AVAILABLE RECORDS —
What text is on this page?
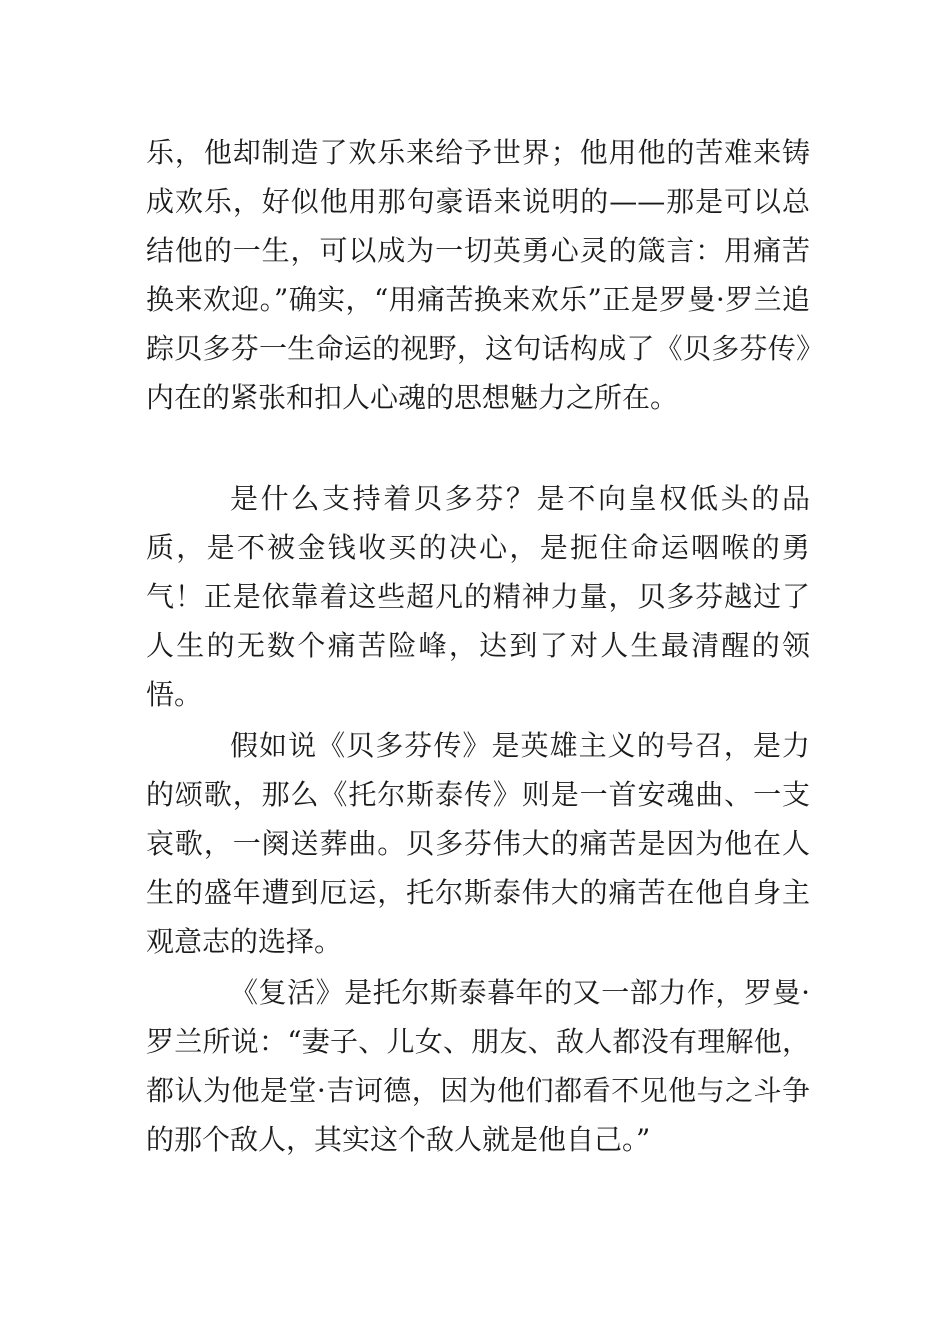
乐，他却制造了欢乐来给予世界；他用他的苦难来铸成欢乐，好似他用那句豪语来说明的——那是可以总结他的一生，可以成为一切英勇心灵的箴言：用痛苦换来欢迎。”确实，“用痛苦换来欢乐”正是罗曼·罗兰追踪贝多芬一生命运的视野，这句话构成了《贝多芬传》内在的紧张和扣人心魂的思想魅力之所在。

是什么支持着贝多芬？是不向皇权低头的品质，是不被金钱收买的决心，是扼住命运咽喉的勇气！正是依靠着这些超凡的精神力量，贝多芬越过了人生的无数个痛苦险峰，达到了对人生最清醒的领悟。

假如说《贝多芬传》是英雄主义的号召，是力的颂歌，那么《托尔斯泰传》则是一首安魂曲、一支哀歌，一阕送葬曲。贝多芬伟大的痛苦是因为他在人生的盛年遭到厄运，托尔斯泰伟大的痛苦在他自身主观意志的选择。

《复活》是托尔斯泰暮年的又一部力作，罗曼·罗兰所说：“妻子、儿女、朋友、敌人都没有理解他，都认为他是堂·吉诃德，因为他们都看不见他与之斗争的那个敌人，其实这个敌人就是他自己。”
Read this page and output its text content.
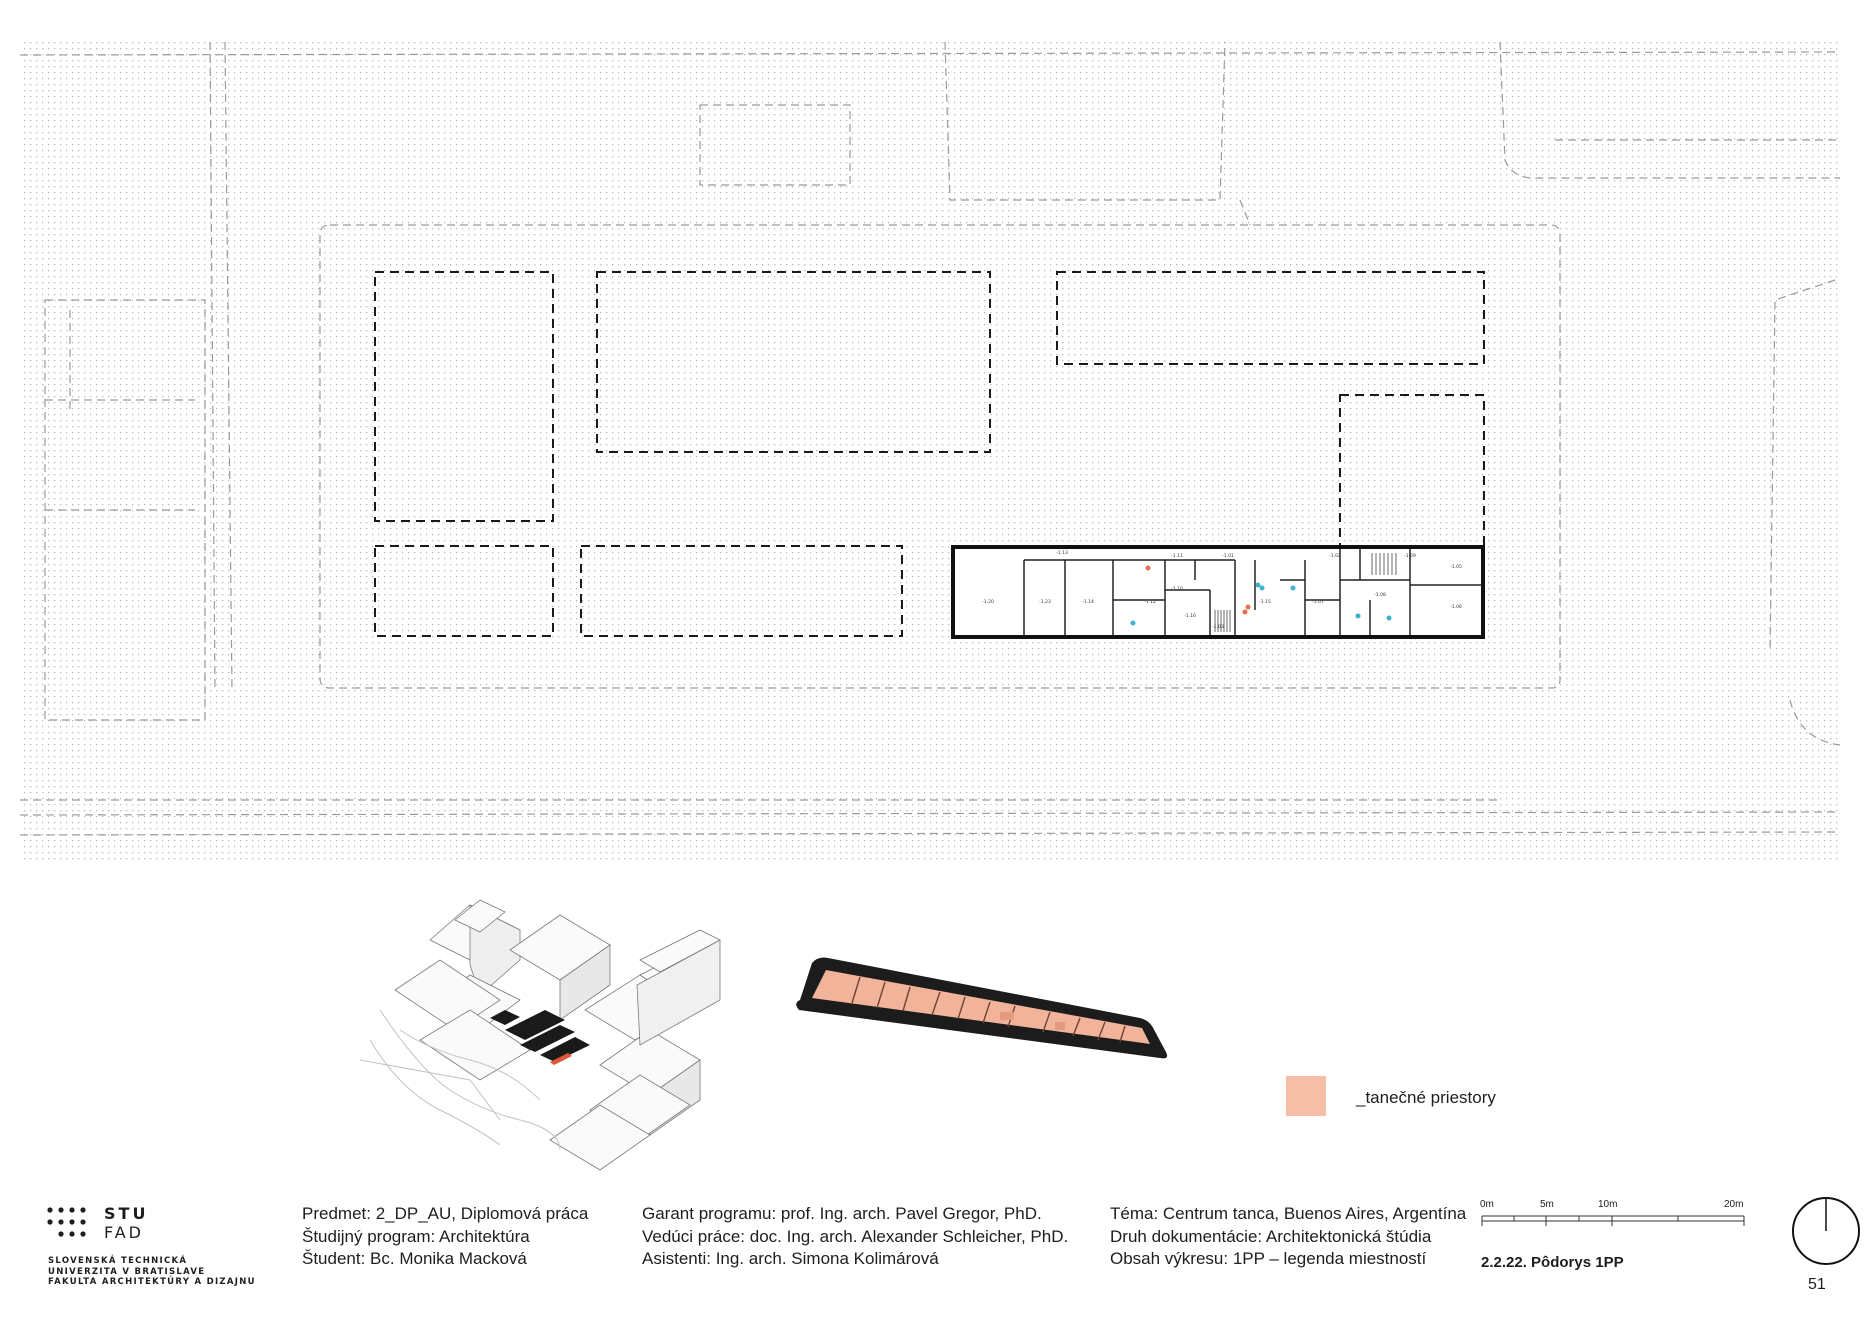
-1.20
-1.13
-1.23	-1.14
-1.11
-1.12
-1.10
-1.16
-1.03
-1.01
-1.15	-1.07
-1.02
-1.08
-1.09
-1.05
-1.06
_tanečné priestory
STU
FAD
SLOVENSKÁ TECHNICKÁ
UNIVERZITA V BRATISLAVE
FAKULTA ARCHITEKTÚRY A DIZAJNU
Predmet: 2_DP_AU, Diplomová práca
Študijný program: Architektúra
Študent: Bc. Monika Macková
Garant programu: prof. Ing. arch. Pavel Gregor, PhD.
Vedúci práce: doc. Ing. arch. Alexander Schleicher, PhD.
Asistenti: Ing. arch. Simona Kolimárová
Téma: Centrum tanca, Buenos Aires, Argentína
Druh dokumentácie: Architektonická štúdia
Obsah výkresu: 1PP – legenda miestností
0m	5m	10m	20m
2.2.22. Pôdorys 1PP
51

* * *

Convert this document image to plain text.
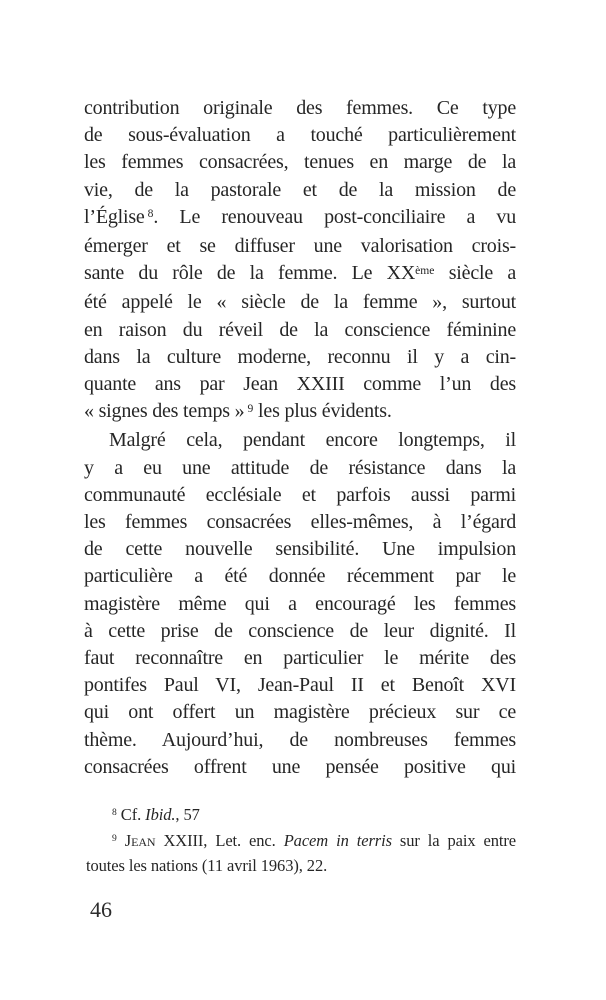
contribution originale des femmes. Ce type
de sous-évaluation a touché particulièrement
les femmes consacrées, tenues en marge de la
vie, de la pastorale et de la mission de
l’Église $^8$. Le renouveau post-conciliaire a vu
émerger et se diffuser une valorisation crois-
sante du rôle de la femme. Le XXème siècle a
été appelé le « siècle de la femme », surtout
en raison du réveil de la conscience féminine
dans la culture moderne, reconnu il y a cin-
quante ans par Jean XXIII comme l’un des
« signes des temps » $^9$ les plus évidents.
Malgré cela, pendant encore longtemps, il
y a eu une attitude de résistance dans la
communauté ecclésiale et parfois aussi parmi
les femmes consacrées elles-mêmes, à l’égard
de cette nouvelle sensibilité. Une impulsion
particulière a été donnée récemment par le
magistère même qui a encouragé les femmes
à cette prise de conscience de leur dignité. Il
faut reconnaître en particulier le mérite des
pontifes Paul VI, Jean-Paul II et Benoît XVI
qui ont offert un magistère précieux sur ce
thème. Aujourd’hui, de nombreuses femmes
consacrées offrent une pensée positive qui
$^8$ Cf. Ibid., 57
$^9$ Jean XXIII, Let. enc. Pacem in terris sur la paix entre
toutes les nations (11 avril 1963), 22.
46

...

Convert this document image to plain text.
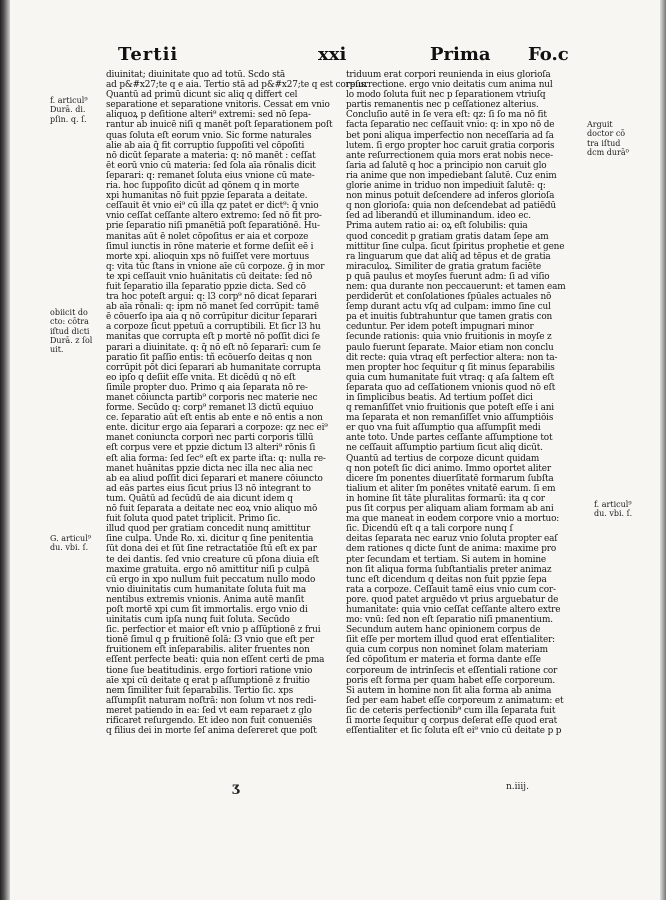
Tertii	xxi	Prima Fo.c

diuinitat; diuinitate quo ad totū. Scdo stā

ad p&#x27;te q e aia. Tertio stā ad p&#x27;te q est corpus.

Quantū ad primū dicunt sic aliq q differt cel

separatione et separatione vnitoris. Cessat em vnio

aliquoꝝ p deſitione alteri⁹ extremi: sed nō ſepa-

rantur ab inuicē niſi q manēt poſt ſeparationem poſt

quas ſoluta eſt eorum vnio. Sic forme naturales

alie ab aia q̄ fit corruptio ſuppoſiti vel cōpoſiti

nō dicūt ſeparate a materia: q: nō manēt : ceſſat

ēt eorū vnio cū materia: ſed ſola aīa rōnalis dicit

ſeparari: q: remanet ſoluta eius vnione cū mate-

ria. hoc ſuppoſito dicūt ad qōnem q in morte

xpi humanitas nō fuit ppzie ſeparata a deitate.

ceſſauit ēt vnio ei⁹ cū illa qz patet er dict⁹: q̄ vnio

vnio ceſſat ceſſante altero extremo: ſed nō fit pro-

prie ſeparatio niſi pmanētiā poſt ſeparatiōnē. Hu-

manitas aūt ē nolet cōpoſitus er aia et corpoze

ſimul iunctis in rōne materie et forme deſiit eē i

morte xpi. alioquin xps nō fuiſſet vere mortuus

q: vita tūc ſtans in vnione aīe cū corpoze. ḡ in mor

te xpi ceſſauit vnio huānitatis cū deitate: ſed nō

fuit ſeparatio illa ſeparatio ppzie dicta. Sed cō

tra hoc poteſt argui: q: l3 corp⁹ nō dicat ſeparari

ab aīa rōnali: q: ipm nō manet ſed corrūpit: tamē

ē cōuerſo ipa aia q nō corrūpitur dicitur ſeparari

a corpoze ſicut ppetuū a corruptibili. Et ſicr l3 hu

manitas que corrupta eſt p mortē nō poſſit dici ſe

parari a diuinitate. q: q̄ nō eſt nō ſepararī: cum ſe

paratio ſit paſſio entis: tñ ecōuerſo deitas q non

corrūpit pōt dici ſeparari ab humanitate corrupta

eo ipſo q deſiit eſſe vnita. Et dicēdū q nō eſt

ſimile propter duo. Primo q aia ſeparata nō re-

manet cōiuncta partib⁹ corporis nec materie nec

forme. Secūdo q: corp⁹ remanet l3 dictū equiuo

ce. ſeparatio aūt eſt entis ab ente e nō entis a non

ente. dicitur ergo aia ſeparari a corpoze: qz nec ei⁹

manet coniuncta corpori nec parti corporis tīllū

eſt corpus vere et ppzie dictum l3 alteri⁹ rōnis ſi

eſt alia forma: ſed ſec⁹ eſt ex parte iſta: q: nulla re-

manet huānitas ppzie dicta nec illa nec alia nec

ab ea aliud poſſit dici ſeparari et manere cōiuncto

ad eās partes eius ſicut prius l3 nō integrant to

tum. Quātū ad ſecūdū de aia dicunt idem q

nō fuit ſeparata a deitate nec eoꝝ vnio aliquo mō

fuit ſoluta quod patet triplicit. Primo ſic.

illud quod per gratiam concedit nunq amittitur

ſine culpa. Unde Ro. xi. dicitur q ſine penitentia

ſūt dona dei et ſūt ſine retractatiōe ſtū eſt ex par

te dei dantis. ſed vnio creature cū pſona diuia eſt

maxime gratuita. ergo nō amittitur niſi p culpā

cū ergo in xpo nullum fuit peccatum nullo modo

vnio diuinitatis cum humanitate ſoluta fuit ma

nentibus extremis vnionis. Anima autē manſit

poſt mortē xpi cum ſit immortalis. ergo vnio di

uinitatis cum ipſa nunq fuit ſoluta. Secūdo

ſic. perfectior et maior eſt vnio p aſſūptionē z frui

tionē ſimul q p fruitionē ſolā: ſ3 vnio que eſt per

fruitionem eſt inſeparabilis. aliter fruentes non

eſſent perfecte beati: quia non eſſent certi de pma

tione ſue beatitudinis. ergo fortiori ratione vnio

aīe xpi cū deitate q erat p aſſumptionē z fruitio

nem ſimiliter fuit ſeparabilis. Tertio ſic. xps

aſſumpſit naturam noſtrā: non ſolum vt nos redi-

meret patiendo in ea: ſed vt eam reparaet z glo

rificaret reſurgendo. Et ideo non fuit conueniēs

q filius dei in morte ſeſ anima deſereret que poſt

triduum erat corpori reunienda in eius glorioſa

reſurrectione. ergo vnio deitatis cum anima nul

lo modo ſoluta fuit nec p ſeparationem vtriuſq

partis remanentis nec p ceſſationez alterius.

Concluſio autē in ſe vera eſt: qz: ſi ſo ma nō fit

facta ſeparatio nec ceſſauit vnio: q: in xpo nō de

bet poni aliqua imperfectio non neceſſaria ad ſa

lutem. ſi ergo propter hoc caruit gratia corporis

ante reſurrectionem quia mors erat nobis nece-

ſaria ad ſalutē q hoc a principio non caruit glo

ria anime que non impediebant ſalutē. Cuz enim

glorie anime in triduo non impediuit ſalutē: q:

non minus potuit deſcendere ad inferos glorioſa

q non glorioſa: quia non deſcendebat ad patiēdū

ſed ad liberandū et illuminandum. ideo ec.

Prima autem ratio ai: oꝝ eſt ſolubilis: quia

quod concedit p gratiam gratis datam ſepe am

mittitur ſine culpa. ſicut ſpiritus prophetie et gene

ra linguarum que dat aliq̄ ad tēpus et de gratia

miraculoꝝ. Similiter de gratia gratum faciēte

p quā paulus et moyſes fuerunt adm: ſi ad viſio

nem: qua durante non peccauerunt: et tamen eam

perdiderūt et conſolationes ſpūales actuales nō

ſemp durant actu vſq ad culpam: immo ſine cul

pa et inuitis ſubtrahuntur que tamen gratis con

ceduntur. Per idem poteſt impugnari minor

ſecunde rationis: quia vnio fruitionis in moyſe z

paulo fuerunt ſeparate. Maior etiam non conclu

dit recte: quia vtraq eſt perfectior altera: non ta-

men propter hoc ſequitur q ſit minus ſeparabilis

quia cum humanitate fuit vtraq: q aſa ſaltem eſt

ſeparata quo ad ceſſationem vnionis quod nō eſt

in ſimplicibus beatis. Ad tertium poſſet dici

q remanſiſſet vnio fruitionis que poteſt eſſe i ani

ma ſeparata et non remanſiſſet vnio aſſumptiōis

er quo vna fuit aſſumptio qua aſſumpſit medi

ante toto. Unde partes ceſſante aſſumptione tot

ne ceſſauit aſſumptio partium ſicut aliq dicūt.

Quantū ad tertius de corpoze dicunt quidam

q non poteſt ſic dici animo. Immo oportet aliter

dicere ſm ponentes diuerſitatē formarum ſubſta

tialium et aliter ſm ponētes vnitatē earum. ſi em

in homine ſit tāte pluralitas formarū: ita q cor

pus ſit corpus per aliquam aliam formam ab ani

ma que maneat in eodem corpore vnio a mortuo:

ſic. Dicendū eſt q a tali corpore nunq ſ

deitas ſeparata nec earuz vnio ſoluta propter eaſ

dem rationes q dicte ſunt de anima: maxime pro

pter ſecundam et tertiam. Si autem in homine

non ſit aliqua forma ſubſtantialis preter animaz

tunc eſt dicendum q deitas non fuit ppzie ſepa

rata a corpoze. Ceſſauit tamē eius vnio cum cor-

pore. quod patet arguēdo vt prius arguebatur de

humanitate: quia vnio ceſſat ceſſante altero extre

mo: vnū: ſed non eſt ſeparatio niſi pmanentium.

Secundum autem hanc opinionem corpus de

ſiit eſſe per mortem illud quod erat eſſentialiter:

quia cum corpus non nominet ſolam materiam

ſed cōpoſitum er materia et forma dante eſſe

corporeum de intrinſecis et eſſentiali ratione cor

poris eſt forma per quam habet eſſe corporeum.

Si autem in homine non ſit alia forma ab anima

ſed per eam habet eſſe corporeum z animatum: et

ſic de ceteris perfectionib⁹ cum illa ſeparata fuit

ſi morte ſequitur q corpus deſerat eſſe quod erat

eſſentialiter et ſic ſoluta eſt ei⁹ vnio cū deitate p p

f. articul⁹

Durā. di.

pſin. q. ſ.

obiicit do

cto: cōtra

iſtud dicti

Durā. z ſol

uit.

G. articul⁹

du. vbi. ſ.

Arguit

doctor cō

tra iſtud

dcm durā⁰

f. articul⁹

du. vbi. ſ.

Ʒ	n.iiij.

GIVEN TASK —
In the records above, locate each line with the word "concedit". Copy all such lines.

FINAL ANSWER —
illud quod per gratiam concedit nunq amittitur
quod concedit p gratiam gratis datam ſepe am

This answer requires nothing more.